= The request =
Report every line in the listing that contains the string "MORENA".

= Information provided =

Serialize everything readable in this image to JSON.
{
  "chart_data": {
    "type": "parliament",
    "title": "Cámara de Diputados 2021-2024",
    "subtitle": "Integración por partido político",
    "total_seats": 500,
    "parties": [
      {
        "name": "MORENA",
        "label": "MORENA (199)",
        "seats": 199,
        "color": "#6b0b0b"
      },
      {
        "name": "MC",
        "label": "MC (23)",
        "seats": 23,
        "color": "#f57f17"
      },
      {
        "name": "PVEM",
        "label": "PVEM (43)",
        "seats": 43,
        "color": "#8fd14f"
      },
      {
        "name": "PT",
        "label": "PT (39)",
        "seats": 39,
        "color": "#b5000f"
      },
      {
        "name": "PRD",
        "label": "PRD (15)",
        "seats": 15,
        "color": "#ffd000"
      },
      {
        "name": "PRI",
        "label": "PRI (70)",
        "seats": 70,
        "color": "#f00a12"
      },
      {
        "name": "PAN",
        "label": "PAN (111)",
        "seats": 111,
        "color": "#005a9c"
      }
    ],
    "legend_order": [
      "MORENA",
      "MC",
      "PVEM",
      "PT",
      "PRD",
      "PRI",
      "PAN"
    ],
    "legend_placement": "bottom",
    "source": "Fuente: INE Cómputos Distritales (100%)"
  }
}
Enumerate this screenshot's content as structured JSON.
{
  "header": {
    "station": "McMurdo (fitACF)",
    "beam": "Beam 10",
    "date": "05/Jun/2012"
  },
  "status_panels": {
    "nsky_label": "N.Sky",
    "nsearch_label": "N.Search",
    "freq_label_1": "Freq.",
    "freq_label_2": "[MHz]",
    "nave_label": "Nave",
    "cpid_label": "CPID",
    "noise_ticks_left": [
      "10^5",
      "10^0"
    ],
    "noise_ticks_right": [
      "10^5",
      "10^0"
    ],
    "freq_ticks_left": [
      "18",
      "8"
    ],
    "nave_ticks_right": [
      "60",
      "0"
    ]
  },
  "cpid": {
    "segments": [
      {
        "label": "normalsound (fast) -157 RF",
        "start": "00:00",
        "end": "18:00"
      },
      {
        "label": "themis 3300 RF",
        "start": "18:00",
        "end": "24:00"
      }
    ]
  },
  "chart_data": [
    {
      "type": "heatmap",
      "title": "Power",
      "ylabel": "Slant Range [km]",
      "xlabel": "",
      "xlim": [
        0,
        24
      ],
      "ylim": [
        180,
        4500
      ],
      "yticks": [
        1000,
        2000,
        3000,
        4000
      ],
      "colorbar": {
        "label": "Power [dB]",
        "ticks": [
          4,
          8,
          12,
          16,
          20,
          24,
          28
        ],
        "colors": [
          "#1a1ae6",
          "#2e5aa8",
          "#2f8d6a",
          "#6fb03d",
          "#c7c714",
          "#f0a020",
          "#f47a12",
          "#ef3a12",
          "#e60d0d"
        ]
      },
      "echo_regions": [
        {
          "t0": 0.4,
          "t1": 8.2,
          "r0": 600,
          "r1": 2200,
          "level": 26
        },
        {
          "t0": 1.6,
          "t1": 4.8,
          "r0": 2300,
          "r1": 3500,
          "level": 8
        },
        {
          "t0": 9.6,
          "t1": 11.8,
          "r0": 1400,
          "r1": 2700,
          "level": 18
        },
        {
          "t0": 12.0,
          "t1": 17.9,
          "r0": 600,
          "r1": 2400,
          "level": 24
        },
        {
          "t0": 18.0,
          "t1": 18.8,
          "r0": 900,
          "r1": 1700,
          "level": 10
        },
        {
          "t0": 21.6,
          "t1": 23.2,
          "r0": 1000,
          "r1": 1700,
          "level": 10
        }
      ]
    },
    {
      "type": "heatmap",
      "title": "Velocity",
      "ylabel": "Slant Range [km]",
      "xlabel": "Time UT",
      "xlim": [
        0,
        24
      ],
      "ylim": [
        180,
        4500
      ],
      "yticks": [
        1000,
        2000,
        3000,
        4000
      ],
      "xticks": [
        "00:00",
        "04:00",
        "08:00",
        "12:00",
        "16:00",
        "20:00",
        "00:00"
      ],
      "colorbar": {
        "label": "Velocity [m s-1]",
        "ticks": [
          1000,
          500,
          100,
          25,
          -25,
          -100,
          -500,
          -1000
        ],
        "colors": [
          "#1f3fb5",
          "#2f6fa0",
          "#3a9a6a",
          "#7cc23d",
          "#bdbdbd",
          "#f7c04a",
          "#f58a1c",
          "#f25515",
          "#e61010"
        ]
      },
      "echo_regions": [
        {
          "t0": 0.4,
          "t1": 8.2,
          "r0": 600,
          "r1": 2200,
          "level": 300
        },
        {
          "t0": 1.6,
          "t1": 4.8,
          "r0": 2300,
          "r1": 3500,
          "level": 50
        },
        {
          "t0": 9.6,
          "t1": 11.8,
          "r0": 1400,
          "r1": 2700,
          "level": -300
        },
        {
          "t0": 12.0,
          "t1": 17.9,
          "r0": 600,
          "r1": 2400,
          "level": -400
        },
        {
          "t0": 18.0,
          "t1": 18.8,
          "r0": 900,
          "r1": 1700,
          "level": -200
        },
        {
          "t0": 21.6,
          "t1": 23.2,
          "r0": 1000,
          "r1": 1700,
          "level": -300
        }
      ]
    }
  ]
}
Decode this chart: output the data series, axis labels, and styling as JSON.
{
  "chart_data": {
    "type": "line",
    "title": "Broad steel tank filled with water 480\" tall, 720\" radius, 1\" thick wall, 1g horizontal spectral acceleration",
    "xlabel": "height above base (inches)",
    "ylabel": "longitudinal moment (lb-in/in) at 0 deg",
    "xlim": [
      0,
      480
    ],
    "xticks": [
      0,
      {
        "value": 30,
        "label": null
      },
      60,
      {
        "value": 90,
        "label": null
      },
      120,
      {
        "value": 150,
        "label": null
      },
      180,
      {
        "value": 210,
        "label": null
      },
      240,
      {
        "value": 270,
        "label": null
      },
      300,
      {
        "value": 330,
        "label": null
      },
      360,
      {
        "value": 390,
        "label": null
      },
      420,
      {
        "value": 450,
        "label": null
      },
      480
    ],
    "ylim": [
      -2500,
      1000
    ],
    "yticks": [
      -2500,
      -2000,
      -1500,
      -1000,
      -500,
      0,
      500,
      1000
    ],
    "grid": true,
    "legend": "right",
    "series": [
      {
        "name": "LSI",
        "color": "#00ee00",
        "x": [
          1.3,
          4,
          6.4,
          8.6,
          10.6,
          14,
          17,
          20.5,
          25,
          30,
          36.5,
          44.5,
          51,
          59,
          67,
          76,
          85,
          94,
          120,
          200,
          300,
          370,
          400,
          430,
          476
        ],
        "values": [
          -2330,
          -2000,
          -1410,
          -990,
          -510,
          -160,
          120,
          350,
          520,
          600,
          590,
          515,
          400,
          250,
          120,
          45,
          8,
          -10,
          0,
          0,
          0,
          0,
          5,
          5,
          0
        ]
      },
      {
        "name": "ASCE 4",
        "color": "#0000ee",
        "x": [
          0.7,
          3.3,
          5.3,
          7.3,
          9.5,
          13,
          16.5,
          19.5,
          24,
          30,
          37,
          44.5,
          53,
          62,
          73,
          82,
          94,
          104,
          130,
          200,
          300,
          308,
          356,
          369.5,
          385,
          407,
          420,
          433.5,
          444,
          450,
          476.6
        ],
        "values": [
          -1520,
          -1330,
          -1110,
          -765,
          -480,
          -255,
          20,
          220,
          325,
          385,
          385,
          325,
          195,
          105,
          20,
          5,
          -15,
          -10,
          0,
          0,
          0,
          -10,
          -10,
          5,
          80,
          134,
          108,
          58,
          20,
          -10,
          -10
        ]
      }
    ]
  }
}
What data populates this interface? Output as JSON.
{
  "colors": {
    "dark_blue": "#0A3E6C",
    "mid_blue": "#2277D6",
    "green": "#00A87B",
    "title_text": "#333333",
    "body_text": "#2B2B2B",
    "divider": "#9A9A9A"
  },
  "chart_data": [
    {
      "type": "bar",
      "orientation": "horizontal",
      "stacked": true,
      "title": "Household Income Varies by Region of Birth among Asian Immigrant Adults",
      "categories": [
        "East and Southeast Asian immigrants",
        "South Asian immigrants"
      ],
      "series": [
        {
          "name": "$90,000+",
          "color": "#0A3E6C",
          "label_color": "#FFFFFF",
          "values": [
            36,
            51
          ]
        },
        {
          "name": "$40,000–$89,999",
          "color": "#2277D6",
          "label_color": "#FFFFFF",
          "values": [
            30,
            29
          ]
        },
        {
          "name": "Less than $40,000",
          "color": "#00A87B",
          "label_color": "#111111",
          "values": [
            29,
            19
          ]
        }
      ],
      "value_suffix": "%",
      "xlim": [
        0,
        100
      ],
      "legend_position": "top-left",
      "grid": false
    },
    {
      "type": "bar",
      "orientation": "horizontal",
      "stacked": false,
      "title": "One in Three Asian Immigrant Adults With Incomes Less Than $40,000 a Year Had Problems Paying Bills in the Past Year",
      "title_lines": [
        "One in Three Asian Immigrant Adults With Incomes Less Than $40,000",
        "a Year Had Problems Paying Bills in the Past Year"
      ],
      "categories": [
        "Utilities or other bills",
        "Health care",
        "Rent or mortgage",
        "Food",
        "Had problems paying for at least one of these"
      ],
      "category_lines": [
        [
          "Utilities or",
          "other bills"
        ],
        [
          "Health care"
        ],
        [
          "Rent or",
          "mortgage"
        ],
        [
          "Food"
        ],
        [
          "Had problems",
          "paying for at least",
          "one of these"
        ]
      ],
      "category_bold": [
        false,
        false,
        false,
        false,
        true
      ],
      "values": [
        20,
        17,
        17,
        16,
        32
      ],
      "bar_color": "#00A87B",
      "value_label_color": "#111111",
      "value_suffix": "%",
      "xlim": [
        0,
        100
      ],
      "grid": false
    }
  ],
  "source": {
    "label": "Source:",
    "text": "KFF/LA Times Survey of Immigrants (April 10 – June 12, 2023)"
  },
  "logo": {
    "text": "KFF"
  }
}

= Answer to this exercise =
        "name": "MORENA",
        "label": "MORENA (199)",
      "MORENA",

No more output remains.